Instructions for the task:
Using the material below, copy every line where "области" appears.

___ Dataset records

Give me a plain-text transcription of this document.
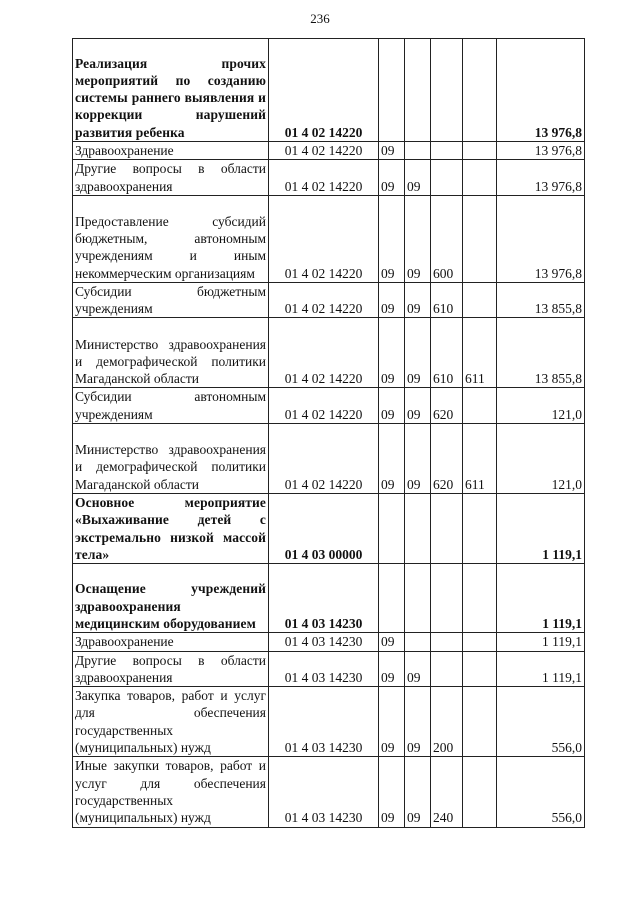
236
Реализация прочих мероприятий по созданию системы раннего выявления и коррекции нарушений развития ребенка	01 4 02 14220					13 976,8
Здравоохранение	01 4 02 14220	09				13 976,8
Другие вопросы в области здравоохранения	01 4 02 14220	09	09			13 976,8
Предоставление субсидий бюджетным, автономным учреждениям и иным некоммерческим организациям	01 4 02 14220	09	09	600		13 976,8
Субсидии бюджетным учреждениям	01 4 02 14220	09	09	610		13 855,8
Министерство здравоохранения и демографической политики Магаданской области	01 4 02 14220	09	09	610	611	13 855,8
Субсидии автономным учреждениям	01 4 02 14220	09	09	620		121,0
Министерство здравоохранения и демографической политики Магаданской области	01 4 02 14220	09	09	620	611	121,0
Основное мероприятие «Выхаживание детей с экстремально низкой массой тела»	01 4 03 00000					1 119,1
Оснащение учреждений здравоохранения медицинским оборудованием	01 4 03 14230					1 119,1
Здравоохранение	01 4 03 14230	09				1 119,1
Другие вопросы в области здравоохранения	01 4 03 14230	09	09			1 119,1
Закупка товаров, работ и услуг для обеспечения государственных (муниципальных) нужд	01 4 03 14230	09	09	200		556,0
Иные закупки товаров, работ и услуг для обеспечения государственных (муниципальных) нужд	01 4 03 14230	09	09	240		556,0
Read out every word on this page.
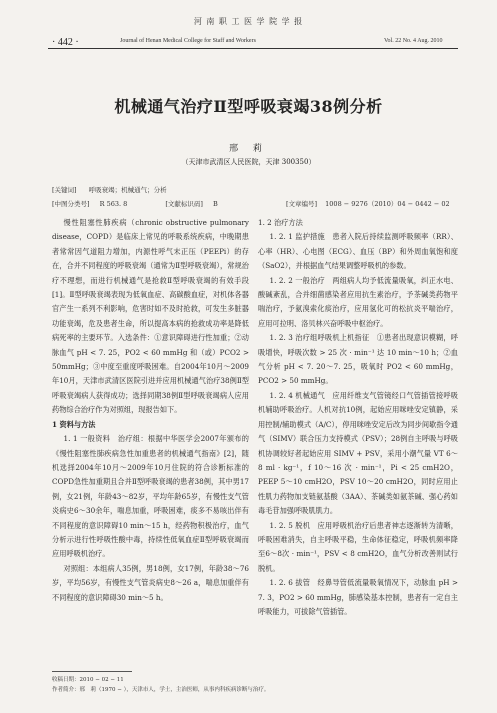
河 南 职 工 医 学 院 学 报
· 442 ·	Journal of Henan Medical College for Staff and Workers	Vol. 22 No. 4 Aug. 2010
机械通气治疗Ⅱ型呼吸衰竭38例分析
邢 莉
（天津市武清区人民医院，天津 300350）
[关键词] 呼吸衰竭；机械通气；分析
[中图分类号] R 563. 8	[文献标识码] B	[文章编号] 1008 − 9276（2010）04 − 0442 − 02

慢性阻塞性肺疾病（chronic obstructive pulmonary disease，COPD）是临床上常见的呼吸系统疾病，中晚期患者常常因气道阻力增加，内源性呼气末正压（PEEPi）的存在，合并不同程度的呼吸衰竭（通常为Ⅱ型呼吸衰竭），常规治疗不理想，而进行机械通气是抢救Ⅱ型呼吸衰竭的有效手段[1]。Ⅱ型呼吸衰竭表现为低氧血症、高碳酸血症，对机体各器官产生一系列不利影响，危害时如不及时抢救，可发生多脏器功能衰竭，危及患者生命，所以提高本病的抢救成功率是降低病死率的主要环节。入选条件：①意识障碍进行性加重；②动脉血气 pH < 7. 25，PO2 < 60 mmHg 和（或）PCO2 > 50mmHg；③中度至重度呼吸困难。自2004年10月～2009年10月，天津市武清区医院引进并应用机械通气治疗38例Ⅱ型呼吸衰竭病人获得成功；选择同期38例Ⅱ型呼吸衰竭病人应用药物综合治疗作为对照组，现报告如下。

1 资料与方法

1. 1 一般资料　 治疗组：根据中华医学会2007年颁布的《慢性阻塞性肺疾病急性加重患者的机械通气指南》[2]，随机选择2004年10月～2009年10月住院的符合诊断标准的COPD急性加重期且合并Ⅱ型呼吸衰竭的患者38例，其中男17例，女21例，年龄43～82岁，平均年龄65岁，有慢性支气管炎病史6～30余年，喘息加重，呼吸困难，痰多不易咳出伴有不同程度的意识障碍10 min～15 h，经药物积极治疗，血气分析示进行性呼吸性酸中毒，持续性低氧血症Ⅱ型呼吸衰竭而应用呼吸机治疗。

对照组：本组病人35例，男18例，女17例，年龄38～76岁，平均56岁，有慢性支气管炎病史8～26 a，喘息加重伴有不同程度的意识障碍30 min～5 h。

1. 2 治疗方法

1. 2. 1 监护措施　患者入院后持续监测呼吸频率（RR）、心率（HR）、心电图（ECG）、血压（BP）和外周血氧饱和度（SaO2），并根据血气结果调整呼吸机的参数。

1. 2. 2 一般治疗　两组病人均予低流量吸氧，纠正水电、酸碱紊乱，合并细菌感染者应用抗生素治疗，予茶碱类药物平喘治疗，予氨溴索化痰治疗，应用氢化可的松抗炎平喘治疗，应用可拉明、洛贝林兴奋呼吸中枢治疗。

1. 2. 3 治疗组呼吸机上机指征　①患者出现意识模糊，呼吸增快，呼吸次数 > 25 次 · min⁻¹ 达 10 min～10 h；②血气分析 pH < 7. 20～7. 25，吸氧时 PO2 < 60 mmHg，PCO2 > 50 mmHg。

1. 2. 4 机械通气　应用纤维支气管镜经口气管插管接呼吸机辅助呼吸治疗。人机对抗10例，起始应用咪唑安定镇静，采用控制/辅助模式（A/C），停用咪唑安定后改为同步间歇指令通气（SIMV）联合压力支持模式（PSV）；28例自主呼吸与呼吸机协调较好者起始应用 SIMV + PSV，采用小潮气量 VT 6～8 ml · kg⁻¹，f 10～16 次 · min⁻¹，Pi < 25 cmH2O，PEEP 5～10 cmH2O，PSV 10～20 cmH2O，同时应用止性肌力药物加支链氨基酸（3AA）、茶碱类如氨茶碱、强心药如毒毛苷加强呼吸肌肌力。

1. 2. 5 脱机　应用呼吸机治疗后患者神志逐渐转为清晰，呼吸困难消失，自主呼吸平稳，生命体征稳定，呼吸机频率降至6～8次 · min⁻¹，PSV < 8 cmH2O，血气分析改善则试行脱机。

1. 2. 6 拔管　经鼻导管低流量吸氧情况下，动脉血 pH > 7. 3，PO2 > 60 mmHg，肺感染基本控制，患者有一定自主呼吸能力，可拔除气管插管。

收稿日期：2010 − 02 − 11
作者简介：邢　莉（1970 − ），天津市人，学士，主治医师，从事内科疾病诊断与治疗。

______

Full output:
Другие вопросы в области здравоохранения	01 4 02 14220	09	09			13 976,8
Министерство здравоохранения и демографической политики Магаданской области	01 4 02 14220	09	09	610	611	13 855,8
Министерство здравоохранения и демографической политики Магаданской области	01 4 02 14220	09	09	620	611	121,0
Другие вопросы в области здравоохранения	01 4 03 14230	09	09			1 119,1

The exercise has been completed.